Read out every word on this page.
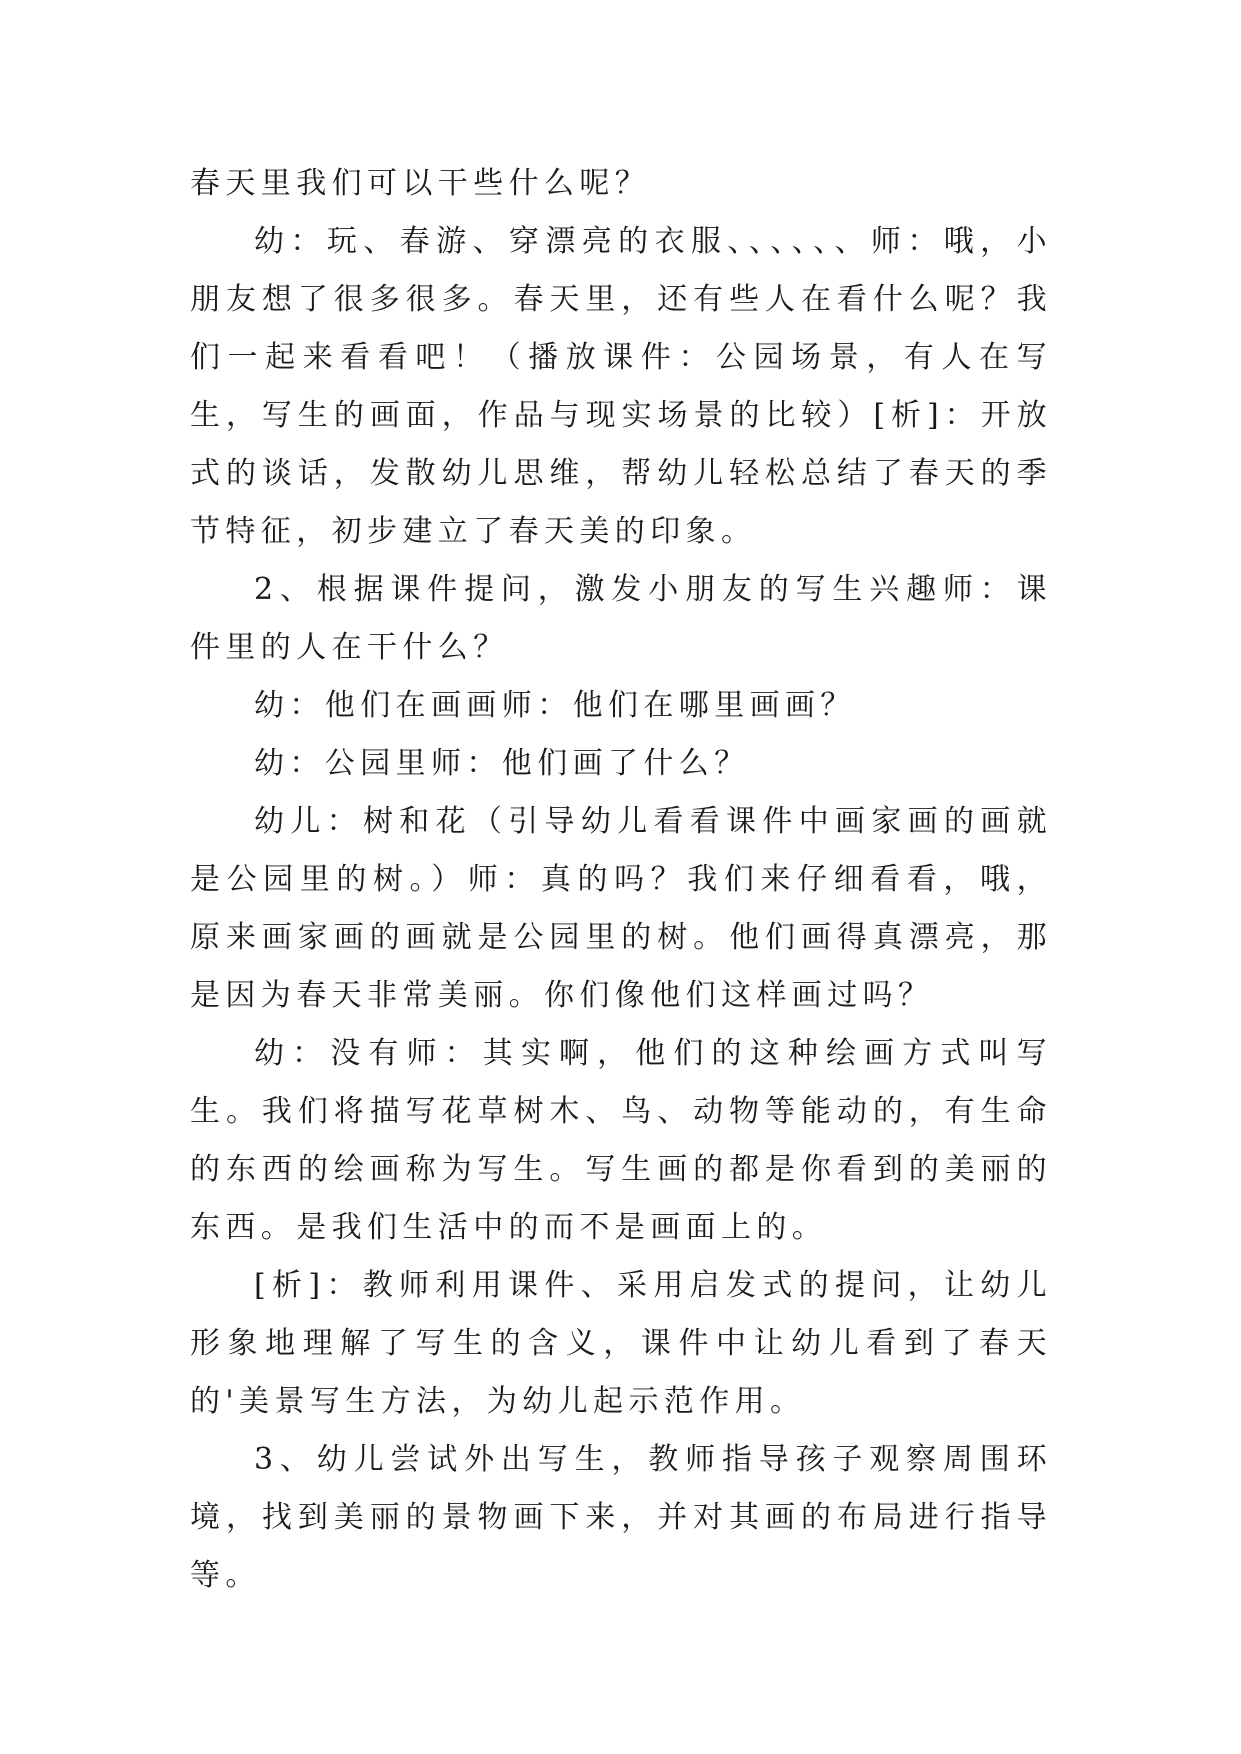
春天里我们可以干些什么呢？

幼：玩、春游、穿漂亮的衣服、、、、、、师：哦，小朋友想了很多很多。春天里，还有些人在看什么呢？我们一起来看看吧！（播放课件：公园场景，有人在写生，写生的画面，作品与现实场景的比较）[析]：开放式的谈话，发散幼儿思维，帮幼儿轻松总结了春天的季节特征，初步建立了春天美的印象。

2、根据课件提问，激发小朋友的写生兴趣师：课件里的人在干什么？

幼：他们在画画师：他们在哪里画画？

幼：公园里师：他们画了什么？

幼儿：树和花（引导幼儿看看课件中画家画的画就是公园里的树。）师：真的吗？我们来仔细看看，哦，原来画家画的画就是公园里的树。他们画得真漂亮，那是因为春天非常美丽。你们像他们这样画过吗？

幼：没有师：其实啊，他们的这种绘画方式叫写生。我们将描写花草树木、鸟、动物等能动的，有生命的东西的绘画称为写生。写生画的都是你看到的美丽的东西。是我们生活中的而不是画面上的。

[析]：教师利用课件、采用启发式的提问，让幼儿形象地理解了写生的含义，课件中让幼儿看到了春天的'美景写生方法，为幼儿起示范作用。

3、幼儿尝试外出写生，教师指导孩子观察周围环境，找到美丽的景物画下来，并对其画的布局进行指导等。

::::::::

Task instructions:
All of the material above needs to be restated exactly, with no pictures.

Result for this exercise:
Read out every word on this page.
春天里我们可以干些什么呢？

幼：玩、春游、穿漂亮的衣服、、、、、、师：哦，小朋友想了很多很多。春天里，还有些人在看什么呢？我们一起来看看吧！（播放课件：公园场景，有人在写生，写生的画面，作品与现实场景的比较）[析]：开放式的谈话，发散幼儿思维，帮幼儿轻松总结了春天的季节特征，初步建立了春天美的印象。

2、根据课件提问，激发小朋友的写生兴趣师：课件里的人在干什么？

幼：他们在画画师：他们在哪里画画？

幼：公园里师：他们画了什么？

幼儿：树和花（引导幼儿看看课件中画家画的画就是公园里的树。）师：真的吗？我们来仔细看看，哦，原来画家画的画就是公园里的树。他们画得真漂亮，那是因为春天非常美丽。你们像他们这样画过吗？

幼：没有师：其实啊，他们的这种绘画方式叫写生。我们将描写花草树木、鸟、动物等能动的，有生命的东西的绘画称为写生。写生画的都是你看到的美丽的东西。是我们生活中的而不是画面上的。

[析]：教师利用课件、采用启发式的提问，让幼儿形象地理解了写生的含义，课件中让幼儿看到了春天的'美景写生方法，为幼儿起示范作用。

3、幼儿尝试外出写生，教师指导孩子观察周围环境，找到美丽的景物画下来，并对其画的布局进行指导等。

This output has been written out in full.